Instructions for the task - Check every line for the word "shortcut" and give the number of lines where it occurs, nothing else.

>>

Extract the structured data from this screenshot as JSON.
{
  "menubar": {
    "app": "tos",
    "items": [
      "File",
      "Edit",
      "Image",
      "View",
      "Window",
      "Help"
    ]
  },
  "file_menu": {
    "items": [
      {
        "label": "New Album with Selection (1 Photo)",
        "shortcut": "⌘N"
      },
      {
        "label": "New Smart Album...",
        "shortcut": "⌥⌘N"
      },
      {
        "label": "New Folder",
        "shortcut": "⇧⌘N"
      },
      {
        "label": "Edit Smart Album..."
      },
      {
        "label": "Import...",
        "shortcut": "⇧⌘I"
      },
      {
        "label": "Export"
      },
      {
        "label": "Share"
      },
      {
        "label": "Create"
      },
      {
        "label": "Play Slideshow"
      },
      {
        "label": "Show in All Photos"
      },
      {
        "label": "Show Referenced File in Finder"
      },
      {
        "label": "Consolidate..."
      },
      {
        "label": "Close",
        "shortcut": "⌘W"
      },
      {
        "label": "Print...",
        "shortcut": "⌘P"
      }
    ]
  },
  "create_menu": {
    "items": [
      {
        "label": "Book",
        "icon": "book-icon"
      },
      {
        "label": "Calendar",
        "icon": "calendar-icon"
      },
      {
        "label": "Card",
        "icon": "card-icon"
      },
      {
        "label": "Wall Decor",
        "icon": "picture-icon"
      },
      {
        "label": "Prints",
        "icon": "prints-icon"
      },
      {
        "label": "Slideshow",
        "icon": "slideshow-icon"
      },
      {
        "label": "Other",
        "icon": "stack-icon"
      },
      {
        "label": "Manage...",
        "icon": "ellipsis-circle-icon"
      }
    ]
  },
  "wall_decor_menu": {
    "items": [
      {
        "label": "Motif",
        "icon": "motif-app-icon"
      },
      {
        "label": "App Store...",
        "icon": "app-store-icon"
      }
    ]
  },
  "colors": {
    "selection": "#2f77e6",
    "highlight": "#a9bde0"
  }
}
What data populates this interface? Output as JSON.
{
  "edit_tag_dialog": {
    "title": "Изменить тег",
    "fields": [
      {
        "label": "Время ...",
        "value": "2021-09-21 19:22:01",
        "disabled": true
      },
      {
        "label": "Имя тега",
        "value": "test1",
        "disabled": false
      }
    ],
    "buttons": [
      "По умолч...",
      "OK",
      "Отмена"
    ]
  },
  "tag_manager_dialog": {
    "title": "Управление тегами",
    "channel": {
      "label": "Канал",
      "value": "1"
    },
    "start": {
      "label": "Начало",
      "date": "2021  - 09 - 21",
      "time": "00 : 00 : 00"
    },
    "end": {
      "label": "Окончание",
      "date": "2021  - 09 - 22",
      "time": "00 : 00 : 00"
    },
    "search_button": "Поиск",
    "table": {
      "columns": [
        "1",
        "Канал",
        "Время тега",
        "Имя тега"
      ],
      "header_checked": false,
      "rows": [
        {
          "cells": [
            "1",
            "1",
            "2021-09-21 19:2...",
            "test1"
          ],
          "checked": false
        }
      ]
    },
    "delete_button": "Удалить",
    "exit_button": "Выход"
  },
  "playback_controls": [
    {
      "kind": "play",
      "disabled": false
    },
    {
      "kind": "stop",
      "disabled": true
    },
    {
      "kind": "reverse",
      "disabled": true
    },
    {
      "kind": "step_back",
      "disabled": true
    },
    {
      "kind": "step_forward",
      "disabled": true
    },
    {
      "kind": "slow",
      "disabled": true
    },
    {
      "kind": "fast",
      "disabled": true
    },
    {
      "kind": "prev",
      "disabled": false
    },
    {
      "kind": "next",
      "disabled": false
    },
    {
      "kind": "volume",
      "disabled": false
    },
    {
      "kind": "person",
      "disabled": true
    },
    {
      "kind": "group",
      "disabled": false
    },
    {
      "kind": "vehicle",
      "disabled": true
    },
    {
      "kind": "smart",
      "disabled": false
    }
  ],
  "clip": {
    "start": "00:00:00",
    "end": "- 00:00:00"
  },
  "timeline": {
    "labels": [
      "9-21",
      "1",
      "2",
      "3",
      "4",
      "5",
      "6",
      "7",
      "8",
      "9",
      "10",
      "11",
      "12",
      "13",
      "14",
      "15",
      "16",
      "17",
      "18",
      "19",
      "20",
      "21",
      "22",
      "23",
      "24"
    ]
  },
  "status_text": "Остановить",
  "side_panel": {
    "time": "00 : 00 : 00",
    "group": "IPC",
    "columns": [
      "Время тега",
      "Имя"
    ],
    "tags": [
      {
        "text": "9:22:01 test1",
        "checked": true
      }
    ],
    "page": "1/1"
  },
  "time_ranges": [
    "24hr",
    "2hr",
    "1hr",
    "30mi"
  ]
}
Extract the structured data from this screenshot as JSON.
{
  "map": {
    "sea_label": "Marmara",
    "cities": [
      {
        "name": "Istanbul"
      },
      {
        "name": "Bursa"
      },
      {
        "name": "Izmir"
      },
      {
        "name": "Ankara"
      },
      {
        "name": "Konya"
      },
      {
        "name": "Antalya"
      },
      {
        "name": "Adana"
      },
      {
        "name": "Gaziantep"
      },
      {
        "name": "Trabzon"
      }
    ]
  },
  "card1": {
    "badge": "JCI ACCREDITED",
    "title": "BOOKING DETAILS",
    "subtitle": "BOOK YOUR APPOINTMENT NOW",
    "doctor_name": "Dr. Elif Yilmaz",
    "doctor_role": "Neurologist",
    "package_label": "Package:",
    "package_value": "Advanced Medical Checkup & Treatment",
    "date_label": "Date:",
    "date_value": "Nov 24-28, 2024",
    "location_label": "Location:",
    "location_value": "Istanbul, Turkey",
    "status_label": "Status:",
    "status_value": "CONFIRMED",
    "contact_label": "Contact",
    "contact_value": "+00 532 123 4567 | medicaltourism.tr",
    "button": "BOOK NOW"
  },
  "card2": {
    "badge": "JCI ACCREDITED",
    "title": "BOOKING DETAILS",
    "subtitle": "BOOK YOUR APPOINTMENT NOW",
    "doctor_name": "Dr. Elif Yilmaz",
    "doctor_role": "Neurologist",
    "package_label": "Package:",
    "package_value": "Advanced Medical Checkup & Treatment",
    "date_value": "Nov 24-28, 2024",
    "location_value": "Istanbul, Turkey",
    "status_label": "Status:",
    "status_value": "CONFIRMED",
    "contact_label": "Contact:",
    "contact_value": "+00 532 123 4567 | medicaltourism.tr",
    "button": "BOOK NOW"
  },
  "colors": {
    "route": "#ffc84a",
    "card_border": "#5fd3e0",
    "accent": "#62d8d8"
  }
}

<<

Answer below - 6